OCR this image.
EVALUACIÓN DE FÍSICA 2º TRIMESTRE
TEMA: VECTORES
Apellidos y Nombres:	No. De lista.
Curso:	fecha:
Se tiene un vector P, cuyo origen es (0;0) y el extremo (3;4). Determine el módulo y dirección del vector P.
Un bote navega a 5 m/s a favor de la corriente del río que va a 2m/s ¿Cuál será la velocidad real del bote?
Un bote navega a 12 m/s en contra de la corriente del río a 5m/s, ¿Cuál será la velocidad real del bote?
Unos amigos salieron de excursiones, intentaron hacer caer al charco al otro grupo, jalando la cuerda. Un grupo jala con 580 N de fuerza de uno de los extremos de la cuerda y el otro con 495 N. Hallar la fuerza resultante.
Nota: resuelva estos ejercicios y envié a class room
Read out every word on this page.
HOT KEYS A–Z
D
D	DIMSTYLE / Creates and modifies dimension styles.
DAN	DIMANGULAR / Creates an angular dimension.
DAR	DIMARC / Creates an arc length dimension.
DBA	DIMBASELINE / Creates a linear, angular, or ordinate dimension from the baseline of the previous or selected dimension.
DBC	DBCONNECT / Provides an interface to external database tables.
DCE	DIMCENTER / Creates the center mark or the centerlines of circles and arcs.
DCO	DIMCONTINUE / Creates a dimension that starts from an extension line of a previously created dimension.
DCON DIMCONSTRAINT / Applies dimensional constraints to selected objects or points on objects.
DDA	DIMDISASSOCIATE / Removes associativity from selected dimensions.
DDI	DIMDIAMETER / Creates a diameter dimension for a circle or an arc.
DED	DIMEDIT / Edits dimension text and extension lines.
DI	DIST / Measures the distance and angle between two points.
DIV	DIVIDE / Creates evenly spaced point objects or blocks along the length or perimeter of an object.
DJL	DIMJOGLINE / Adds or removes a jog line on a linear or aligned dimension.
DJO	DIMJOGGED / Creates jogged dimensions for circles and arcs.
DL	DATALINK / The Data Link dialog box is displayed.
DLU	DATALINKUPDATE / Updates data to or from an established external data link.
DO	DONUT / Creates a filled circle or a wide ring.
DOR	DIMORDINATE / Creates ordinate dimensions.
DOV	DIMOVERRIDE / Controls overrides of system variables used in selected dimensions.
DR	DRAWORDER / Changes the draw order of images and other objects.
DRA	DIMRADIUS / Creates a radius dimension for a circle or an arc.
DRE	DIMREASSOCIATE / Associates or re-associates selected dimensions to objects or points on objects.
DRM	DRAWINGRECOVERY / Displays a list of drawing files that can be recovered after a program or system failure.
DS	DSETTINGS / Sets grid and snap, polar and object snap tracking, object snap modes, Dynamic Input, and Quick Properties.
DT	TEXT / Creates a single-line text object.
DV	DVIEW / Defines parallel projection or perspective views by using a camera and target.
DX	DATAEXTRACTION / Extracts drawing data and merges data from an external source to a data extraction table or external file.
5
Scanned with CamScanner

###

Stated goal
Every record shown above must be echoed exactly.

The result
OCR this image.
EVALUACIÓN DE FÍSICA 2º TRIMESTRE
TEMA: VECTORES
Apellidos y Nombres:	No. De lista.
Curso:	fecha:
Se tiene un vector P, cuyo origen es (0;0) y el extremo (3;4). Determine el módulo y dirección del vector P.
Un bote navega a 5 m/s a favor de la corriente del río que va a 2m/s ¿Cuál será la velocidad real del bote?
Un bote navega a 12 m/s en contra de la corriente del río a 5m/s, ¿Cuál será la velocidad real del bote?
Unos amigos salieron de excursiones, intentaron hacer caer al charco al otro grupo, jalando la cuerda. Un grupo jala con 580 N de fuerza de uno de los extremos de la cuerda y el otro con 495 N. Hallar la fuerza resultante.
Nota: resuelva estos ejercicios y envié a class room
Read out every word on this page.
HOT KEYS A–Z
D
D	DIMSTYLE / Creates and modifies dimension styles.
DAN	DIMANGULAR / Creates an angular dimension.
DAR	DIMARC / Creates an arc length dimension.
DBA	DIMBASELINE / Creates a linear, angular, or ordinate dimension from the baseline of the previous or selected dimension.
DBC	DBCONNECT / Provides an interface to external database tables.
DCE	DIMCENTER / Creates the center mark or the centerlines of circles and arcs.
DCO	DIMCONTINUE / Creates a dimension that starts from an extension line of a previously created dimension.
DCON DIMCONSTRAINT / Applies dimensional constraints to selected objects or points on objects.
DDA	DIMDISASSOCIATE / Removes associativity from selected dimensions.
DDI	DIMDIAMETER / Creates a diameter dimension for a circle or an arc.
DED	DIMEDIT / Edits dimension text and extension lines.
DI	DIST / Measures the distance and angle between two points.
DIV	DIVIDE / Creates evenly spaced point objects or blocks along the length or perimeter of an object.
DJL	DIMJOGLINE / Adds or removes a jog line on a linear or aligned dimension.
DJO	DIMJOGGED / Creates jogged dimensions for circles and arcs.
DL	DATALINK / The Data Link dialog box is displayed.
DLU	DATALINKUPDATE / Updates data to or from an established external data link.
DO	DONUT / Creates a filled circle or a wide ring.
DOR	DIMORDINATE / Creates ordinate dimensions.
DOV	DIMOVERRIDE / Controls overrides of system variables used in selected dimensions.
DR	DRAWORDER / Changes the draw order of images and other objects.
DRA	DIMRADIUS / Creates a radius dimension for a circle or an arc.
DRE	DIMREASSOCIATE / Associates or re-associates selected dimensions to objects or points on objects.
DRM	DRAWINGRECOVERY / Displays a list of drawing files that can be recovered after a program or system failure.
DS	DSETTINGS / Sets grid and snap, polar and object snap tracking, object snap modes, Dynamic Input, and Quick Properties.
DT	TEXT / Creates a single-line text object.
DV	DVIEW / Defines parallel projection or perspective views by using a camera and target.
DX	DATAEXTRACTION / Extracts drawing data and merges data from an external source to a data extraction table or external file.
5
Scanned with CamScanner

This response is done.